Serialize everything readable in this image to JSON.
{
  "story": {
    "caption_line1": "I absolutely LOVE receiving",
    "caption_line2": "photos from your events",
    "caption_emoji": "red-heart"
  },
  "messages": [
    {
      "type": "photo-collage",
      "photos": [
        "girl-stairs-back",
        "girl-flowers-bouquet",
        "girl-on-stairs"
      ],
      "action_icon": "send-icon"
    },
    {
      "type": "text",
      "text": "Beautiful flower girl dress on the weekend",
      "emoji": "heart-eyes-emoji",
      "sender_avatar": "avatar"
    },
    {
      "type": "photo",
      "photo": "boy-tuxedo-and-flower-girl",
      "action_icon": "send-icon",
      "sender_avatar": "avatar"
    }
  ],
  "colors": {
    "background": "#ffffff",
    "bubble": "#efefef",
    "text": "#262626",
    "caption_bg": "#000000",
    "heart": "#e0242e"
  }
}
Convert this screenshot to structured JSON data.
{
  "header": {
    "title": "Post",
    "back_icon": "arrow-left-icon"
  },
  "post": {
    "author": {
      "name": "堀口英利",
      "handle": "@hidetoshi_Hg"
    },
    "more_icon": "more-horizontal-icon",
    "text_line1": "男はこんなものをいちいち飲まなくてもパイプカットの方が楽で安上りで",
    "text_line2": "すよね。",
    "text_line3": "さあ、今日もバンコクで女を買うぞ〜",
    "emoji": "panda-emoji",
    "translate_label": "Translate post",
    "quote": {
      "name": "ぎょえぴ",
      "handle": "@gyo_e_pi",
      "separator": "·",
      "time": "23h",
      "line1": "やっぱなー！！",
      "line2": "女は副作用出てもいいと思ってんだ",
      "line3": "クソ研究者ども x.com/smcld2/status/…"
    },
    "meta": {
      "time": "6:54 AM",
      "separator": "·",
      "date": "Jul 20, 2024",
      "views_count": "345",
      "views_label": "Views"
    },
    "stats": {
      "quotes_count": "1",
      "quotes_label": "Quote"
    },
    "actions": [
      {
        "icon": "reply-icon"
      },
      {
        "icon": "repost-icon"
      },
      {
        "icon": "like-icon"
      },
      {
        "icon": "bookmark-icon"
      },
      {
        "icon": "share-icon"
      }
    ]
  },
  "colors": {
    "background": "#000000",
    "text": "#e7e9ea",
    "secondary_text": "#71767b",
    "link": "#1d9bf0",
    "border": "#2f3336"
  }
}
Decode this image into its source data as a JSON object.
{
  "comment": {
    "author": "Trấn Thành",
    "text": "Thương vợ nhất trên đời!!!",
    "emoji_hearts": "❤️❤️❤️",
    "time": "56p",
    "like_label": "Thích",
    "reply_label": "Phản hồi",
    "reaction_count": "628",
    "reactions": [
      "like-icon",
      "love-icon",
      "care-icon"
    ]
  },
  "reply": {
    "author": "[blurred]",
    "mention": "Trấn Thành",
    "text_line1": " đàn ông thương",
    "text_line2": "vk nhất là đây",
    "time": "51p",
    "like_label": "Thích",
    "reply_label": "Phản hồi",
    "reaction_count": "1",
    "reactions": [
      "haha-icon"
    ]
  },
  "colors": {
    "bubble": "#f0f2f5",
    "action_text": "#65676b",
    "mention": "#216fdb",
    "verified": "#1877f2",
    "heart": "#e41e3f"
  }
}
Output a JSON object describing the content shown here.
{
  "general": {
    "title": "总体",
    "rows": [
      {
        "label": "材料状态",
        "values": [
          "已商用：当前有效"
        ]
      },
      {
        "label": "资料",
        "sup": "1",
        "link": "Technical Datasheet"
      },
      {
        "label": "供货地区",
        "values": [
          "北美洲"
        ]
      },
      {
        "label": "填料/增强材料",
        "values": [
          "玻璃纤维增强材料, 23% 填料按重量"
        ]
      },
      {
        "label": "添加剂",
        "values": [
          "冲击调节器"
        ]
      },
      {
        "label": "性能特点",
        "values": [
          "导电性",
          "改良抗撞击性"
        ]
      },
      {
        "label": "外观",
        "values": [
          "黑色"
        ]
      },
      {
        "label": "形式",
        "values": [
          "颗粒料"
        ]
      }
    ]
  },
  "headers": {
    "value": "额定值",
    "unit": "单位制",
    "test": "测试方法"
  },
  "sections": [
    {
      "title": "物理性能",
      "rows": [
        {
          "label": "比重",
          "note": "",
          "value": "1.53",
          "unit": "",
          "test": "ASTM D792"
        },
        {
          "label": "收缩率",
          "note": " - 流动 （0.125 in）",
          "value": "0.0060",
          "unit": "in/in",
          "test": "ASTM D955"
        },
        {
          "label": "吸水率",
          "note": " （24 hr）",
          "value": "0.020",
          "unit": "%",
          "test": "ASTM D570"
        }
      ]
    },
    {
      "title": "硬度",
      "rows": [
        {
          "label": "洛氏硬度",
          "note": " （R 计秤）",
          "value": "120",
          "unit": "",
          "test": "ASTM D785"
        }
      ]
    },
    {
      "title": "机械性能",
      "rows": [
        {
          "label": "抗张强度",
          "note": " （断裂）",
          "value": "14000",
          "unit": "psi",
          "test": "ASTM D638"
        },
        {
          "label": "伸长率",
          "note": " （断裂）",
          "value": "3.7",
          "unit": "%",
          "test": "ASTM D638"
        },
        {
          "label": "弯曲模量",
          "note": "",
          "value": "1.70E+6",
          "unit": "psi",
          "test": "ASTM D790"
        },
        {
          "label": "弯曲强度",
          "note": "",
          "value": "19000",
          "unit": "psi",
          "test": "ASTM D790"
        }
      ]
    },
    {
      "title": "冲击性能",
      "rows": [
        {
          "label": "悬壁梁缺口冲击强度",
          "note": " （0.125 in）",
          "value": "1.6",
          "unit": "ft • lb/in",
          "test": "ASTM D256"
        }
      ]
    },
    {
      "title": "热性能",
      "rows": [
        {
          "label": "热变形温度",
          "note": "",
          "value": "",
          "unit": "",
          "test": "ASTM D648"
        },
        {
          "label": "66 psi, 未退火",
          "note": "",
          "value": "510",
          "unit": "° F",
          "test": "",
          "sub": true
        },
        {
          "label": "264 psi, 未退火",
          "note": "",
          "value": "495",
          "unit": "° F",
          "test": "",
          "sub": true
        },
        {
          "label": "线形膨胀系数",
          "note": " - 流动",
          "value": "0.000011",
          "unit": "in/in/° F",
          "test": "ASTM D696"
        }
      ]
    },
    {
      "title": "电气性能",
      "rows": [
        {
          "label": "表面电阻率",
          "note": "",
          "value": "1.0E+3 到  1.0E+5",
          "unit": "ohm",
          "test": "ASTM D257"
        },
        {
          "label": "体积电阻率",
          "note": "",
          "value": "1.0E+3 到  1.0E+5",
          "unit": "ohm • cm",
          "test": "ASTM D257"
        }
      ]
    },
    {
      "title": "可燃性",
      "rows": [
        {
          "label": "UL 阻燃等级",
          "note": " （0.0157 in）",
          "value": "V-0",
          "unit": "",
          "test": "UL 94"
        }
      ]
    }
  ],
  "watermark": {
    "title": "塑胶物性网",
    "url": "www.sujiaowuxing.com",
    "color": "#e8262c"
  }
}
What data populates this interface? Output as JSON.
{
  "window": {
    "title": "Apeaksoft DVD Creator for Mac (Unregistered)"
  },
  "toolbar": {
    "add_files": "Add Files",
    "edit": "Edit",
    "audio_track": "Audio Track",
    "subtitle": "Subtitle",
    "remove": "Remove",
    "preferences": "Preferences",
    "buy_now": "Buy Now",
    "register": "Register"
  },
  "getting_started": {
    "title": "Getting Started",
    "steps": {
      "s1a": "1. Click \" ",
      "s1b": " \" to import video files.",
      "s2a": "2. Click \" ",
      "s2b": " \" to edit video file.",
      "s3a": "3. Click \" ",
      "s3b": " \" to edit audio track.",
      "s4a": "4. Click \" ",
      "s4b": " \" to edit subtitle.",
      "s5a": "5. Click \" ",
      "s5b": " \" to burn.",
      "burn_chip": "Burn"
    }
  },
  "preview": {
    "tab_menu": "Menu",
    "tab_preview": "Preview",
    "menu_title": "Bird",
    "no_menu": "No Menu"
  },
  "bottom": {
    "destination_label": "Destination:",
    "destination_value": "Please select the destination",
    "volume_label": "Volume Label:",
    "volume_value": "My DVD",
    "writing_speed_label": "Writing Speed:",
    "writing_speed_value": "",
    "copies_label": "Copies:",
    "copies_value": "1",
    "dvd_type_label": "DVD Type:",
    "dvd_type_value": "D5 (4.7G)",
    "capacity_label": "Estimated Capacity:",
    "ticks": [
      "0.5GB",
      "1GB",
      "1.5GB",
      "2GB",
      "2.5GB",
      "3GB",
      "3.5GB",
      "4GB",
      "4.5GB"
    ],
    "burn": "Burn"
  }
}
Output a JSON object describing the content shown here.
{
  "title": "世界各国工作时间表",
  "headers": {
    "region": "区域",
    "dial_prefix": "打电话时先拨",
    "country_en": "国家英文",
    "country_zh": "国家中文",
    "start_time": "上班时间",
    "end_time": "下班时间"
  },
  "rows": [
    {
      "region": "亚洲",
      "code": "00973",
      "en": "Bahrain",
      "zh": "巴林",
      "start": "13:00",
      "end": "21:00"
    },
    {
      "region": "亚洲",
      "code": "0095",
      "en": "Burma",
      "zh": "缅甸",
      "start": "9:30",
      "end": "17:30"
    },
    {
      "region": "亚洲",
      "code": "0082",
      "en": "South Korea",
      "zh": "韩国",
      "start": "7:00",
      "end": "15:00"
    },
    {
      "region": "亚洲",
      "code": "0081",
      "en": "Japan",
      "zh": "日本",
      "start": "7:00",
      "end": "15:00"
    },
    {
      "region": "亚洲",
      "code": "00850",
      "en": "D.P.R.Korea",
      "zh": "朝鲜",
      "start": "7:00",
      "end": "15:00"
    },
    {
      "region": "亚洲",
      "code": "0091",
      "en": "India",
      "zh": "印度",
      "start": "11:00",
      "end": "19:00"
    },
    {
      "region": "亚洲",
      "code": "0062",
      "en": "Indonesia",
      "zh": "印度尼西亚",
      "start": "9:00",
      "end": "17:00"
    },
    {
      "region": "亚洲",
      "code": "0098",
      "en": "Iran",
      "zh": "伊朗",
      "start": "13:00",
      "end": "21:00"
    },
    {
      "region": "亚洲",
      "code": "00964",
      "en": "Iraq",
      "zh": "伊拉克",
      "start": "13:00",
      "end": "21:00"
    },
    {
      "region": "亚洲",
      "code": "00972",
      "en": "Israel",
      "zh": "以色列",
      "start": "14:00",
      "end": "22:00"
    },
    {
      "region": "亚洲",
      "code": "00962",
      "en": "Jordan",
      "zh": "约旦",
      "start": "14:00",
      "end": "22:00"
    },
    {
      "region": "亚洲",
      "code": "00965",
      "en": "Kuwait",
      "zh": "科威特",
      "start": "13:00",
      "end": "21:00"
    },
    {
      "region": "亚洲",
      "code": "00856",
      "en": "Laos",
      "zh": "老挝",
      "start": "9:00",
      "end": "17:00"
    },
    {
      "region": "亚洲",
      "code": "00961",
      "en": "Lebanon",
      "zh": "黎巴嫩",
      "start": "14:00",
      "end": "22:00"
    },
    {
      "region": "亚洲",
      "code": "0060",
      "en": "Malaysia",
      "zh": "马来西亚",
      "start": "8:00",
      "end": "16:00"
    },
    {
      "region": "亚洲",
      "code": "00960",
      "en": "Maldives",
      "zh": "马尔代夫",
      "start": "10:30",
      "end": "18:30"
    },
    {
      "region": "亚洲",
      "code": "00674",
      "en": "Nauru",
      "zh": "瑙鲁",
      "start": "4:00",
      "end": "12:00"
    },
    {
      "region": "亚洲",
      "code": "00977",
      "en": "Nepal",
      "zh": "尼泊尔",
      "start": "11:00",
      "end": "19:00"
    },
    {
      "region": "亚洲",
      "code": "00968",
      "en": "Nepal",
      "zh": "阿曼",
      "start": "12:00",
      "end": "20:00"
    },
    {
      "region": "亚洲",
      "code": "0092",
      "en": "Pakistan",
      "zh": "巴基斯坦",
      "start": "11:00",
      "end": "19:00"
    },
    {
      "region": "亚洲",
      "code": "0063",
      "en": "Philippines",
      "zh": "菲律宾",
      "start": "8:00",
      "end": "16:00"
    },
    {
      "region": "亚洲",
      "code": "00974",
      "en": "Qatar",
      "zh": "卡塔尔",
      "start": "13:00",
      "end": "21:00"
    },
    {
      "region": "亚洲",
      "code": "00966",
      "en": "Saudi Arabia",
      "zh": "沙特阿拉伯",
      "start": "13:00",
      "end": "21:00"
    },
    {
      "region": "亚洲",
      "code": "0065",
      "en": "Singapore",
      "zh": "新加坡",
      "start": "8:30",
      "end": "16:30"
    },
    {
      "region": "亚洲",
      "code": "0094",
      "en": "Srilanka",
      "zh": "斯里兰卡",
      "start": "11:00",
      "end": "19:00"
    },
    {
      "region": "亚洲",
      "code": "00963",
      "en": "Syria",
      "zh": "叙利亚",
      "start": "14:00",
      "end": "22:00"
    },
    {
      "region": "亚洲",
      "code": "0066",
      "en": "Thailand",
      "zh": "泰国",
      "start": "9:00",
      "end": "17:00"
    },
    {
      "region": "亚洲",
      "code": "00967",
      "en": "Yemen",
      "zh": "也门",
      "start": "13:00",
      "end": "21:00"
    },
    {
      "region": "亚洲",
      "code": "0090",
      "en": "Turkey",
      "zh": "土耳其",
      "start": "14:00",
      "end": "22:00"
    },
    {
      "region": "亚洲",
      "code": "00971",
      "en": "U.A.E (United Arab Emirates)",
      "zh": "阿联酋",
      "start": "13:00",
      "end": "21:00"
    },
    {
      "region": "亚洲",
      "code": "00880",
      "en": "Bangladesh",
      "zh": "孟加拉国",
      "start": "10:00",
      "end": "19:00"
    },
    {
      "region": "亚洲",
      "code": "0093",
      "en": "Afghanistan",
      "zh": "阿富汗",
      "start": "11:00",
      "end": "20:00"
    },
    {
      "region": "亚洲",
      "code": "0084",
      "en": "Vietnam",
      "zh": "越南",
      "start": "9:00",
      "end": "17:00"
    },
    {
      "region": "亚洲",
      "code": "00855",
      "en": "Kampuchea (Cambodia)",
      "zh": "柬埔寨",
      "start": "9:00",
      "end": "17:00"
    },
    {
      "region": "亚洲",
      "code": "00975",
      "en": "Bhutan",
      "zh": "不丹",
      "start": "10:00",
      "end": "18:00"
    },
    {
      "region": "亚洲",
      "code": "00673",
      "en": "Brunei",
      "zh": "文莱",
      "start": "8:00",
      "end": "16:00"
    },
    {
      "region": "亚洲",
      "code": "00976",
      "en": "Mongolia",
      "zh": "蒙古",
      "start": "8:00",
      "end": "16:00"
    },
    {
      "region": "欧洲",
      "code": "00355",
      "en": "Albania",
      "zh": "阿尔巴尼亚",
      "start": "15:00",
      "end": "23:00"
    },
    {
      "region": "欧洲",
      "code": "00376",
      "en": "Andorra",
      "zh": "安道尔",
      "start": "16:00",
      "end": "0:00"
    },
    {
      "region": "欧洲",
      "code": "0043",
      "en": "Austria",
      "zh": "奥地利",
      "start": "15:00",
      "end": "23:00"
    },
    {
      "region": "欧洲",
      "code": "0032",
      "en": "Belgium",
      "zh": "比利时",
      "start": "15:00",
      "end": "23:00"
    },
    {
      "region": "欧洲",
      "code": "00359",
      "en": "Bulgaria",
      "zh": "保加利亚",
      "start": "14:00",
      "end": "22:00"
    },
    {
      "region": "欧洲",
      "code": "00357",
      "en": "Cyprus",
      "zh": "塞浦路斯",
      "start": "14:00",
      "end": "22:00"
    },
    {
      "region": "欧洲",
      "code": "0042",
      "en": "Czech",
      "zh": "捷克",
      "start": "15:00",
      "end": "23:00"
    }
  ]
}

..........

# Brief:
Among the lines above, how many contain the string "Thành"? State the number alone.

# Correct output:
2